Material for this exercise —
----------------

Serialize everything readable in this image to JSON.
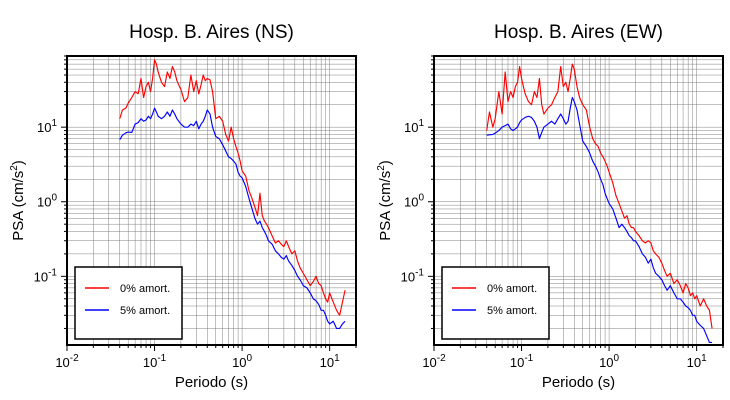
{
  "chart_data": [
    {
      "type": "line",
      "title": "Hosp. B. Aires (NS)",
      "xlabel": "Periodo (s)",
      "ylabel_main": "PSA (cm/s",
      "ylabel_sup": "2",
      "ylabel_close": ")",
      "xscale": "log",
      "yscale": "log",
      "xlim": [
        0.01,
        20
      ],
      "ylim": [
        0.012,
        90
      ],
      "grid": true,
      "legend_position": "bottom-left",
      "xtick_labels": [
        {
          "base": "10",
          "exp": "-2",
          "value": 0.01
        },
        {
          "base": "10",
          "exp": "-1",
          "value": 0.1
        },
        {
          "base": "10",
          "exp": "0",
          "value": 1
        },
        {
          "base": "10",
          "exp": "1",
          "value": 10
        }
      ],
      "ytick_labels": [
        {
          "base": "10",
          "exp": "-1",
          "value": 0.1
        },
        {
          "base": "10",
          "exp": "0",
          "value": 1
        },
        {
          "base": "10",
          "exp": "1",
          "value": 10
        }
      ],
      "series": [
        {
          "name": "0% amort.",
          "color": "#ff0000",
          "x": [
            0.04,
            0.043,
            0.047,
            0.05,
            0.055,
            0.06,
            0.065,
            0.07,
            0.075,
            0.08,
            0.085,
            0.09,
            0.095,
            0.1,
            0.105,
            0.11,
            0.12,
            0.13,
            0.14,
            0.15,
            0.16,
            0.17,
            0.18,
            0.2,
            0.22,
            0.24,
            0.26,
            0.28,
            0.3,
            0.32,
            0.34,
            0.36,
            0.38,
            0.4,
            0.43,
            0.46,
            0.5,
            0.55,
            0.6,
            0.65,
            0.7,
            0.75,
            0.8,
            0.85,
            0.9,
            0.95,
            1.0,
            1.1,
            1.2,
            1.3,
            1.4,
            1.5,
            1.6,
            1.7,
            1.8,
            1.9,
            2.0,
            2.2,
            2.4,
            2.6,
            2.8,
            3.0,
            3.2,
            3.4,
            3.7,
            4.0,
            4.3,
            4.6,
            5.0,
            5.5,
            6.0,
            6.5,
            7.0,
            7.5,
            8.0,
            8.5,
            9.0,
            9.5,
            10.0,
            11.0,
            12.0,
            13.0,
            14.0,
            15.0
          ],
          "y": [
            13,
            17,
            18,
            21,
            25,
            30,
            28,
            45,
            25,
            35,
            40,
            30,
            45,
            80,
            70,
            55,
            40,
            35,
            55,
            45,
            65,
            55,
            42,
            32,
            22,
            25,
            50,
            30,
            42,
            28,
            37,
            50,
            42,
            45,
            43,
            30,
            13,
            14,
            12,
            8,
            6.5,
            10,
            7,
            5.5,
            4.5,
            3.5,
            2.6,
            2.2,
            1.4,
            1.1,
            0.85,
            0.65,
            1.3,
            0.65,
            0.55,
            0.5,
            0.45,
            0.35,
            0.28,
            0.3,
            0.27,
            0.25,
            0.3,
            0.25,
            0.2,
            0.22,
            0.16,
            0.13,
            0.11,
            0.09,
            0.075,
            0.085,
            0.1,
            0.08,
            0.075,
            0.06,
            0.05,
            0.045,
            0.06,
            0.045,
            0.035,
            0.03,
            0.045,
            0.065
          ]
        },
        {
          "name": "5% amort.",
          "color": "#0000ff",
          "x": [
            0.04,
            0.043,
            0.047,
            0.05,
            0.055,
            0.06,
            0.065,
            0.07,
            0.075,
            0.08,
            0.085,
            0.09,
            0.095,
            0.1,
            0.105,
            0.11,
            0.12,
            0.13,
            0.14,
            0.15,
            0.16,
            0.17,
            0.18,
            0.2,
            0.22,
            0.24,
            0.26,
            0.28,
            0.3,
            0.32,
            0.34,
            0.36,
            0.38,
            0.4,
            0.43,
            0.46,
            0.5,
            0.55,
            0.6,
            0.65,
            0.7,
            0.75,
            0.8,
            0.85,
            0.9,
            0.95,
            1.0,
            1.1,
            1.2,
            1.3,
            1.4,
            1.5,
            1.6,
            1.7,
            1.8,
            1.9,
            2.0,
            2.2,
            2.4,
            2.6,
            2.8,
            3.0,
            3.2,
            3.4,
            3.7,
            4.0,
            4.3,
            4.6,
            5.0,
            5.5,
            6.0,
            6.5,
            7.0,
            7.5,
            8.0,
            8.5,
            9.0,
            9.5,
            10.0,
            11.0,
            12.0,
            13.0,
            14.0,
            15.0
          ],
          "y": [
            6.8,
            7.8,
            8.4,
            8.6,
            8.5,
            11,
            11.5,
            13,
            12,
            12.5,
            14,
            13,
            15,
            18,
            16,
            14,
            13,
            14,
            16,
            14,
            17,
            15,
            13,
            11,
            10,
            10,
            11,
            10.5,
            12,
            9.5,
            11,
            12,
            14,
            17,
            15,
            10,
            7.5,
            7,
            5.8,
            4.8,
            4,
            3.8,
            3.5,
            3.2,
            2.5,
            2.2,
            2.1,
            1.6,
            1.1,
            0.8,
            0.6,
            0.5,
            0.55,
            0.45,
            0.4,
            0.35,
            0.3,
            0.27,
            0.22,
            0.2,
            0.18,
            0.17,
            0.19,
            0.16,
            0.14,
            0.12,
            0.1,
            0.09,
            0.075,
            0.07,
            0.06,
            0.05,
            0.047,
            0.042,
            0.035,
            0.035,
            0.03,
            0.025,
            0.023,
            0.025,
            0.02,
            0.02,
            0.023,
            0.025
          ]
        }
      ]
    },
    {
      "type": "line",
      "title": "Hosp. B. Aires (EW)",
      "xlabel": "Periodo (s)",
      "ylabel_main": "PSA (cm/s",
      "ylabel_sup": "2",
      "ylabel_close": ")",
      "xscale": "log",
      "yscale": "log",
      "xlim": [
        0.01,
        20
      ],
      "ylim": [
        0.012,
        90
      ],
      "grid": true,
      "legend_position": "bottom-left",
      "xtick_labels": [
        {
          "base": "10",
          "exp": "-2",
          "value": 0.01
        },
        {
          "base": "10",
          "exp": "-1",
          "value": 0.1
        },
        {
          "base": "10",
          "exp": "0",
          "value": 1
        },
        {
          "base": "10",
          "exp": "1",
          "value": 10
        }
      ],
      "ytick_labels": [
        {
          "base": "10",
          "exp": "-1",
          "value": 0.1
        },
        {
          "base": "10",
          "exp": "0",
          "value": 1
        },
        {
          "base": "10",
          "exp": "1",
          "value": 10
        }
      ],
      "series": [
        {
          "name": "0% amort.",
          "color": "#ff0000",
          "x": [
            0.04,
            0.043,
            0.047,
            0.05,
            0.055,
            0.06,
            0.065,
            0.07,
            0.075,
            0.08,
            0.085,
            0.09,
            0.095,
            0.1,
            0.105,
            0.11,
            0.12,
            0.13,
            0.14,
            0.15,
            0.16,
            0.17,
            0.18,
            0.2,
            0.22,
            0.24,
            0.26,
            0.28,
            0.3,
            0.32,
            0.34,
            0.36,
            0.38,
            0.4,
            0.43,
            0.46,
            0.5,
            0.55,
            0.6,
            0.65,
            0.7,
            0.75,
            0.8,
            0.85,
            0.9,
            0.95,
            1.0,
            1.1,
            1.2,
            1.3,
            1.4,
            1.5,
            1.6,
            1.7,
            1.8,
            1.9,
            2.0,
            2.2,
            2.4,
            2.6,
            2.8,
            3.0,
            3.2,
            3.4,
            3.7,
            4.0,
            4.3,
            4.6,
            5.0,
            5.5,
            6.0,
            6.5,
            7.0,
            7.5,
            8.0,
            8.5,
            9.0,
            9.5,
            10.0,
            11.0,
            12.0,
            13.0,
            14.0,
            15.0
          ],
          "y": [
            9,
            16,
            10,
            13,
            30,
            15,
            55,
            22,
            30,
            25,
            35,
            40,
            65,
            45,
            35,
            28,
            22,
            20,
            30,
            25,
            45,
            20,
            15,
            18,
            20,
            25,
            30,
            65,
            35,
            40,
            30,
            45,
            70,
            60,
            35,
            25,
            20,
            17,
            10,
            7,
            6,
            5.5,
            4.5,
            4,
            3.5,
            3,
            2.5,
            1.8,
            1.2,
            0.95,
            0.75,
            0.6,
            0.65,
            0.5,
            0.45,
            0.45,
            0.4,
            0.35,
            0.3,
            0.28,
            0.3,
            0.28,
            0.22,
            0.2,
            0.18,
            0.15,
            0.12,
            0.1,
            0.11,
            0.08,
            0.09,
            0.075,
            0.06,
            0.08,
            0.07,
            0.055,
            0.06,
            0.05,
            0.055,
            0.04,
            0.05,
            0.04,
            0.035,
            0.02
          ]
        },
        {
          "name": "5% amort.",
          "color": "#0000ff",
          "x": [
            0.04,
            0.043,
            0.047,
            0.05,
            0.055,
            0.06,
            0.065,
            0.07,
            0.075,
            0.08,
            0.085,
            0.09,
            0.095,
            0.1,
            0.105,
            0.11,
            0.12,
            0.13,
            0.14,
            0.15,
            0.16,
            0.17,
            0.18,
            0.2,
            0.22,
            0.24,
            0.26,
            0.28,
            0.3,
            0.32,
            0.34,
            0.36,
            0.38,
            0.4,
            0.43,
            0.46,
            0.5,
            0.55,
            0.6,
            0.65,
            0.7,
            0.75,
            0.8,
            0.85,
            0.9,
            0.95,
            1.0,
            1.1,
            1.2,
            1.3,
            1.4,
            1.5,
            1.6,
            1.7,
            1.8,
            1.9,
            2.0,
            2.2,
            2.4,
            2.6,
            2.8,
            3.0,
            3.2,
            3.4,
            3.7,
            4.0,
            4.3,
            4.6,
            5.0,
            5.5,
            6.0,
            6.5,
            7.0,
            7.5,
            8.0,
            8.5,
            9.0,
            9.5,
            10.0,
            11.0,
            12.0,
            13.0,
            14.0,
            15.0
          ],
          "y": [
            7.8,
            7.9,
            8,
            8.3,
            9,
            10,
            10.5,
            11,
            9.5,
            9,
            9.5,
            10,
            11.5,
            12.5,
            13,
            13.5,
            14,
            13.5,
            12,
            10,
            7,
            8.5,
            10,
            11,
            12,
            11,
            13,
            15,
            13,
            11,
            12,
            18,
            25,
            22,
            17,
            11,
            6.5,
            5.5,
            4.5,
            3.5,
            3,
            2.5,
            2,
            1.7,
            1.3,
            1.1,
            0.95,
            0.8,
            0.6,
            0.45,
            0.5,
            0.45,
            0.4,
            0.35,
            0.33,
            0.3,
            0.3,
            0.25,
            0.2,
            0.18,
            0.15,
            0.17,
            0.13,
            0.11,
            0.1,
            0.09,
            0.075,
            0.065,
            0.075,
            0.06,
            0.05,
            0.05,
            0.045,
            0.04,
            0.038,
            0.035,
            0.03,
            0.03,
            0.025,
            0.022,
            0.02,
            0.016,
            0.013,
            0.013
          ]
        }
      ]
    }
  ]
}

----------------

Direction — Track down every line with the word "title" and copy it.

Exercise output —
      "title": "Hosp. B. Aires (NS)",
      "title": "Hosp. B. Aires (EW)",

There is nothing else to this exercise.